** begin Items **

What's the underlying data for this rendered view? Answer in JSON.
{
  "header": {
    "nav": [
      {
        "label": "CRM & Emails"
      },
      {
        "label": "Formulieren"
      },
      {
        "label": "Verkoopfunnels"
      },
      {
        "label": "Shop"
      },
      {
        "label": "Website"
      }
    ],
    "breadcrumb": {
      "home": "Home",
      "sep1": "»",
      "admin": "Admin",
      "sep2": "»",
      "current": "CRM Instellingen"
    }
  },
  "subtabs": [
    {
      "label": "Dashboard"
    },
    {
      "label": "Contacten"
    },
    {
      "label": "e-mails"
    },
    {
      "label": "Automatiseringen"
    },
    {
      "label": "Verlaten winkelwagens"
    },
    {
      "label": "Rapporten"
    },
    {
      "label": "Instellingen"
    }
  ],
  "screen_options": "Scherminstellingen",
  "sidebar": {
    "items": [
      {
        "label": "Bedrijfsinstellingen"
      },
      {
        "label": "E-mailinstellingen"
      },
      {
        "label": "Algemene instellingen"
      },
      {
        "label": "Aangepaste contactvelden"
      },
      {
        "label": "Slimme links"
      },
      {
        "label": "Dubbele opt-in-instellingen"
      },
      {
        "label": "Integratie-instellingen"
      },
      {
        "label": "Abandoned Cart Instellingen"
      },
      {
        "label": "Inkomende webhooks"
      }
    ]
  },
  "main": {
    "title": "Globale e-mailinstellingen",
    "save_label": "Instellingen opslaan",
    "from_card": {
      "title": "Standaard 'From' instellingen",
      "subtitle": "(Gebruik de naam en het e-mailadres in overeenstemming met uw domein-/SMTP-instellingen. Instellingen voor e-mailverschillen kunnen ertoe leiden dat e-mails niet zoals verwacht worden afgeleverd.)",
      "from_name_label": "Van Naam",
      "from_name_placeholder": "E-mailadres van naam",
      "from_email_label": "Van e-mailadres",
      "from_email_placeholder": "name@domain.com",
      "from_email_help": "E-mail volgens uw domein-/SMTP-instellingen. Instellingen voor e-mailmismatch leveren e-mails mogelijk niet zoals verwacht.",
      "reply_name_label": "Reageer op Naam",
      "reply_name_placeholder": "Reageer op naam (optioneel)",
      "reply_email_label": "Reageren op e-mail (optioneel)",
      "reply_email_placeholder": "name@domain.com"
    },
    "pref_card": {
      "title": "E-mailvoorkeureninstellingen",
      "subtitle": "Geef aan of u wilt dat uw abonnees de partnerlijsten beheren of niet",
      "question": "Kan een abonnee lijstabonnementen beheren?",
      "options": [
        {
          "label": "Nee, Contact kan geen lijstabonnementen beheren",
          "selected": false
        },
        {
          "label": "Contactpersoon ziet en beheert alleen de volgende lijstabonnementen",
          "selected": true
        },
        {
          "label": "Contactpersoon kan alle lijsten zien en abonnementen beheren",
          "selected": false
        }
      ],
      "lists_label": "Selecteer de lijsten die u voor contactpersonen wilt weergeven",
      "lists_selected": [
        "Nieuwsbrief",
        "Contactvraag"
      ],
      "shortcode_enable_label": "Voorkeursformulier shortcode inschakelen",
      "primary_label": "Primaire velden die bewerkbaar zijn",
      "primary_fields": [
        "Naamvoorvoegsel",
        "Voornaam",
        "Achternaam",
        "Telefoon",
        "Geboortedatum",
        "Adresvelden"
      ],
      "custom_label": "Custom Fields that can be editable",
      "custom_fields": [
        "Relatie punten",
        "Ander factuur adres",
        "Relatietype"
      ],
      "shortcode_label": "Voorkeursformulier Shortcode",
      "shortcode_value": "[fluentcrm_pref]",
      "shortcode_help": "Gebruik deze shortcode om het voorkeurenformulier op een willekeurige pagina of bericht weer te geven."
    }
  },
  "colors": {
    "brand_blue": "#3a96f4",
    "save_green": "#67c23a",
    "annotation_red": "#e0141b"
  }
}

** end Items **

■ Given request: Produce a verbatim transcription of the entries above.

■ Reply to the exercise:
What's the underlying data for this rendered view? Answer in JSON.
{
  "header": {
    "nav": [
      {
        "label": "CRM & Emails"
      },
      {
        "label": "Formulieren"
      },
      {
        "label": "Verkoopfunnels"
      },
      {
        "label": "Shop"
      },
      {
        "label": "Website"
      }
    ],
    "breadcrumb": {
      "home": "Home",
      "sep1": "»",
      "admin": "Admin",
      "sep2": "»",
      "current": "CRM Instellingen"
    }
  },
  "subtabs": [
    {
      "label": "Dashboard"
    },
    {
      "label": "Contacten"
    },
    {
      "label": "e-mails"
    },
    {
      "label": "Automatiseringen"
    },
    {
      "label": "Verlaten winkelwagens"
    },
    {
      "label": "Rapporten"
    },
    {
      "label": "Instellingen"
    }
  ],
  "screen_options": "Scherminstellingen",
  "sidebar": {
    "items": [
      {
        "label": "Bedrijfsinstellingen"
      },
      {
        "label": "E-mailinstellingen"
      },
      {
        "label": "Algemene instellingen"
      },
      {
        "label": "Aangepaste contactvelden"
      },
      {
        "label": "Slimme links"
      },
      {
        "label": "Dubbele opt-in-instellingen"
      },
      {
        "label": "Integratie-instellingen"
      },
      {
        "label": "Abandoned Cart Instellingen"
      },
      {
        "label": "Inkomende webhooks"
      }
    ]
  },
  "main": {
    "title": "Globale e-mailinstellingen",
    "save_label": "Instellingen opslaan",
    "from_card": {
      "title": "Standaard 'From' instellingen",
      "subtitle": "(Gebruik de naam en het e-mailadres in overeenstemming met uw domein-/SMTP-instellingen. Instellingen voor e-mailverschillen kunnen ertoe leiden dat e-mails niet zoals verwacht worden afgeleverd.)",
      "from_name_label": "Van Naam",
      "from_name_placeholder": "E-mailadres van naam",
      "from_email_label": "Van e-mailadres",
      "from_email_placeholder": "name@domain.com",
      "from_email_help": "E-mail volgens uw domein-/SMTP-instellingen. Instellingen voor e-mailmismatch leveren e-mails mogelijk niet zoals verwacht.",
      "reply_name_label": "Reageer op Naam",
      "reply_name_placeholder": "Reageer op naam (optioneel)",
      "reply_email_label": "Reageren op e-mail (optioneel)",
      "reply_email_placeholder": "name@domain.com"
    },
    "pref_card": {
      "title": "E-mailvoorkeureninstellingen",
      "subtitle": "Geef aan of u wilt dat uw abonnees de partnerlijsten beheren of niet",
      "question": "Kan een abonnee lijstabonnementen beheren?",
      "options": [
        {
          "label": "Nee, Contact kan geen lijstabonnementen beheren",
          "selected": false
        },
        {
          "label": "Contactpersoon ziet en beheert alleen de volgende lijstabonnementen",
          "selected": true
        },
        {
          "label": "Contactpersoon kan alle lijsten zien en abonnementen beheren",
          "selected": false
        }
      ],
      "lists_label": "Selecteer de lijsten die u voor contactpersonen wilt weergeven",
      "lists_selected": [
        "Nieuwsbrief",
        "Contactvraag"
      ],
      "shortcode_enable_label": "Voorkeursformulier shortcode inschakelen",
      "primary_label": "Primaire velden die bewerkbaar zijn",
      "primary_fields": [
        "Naamvoorvoegsel",
        "Voornaam",
        "Achternaam",
        "Telefoon",
        "Geboortedatum",
        "Adresvelden"
      ],
      "custom_label": "Custom Fields that can be editable",
      "custom_fields": [
        "Relatie punten",
        "Ander factuur adres",
        "Relatietype"
      ],
      "shortcode_label": "Voorkeursformulier Shortcode",
      "shortcode_value": "[fluentcrm_pref]",
      "shortcode_help": "Gebruik deze shortcode om het voorkeurenformulier op een willekeurige pagina of bericht weer te geven."
    }
  },
  "colors": {
    "brand_blue": "#3a96f4",
    "save_green": "#67c23a",
    "annotation_red": "#e0141b"
  }
}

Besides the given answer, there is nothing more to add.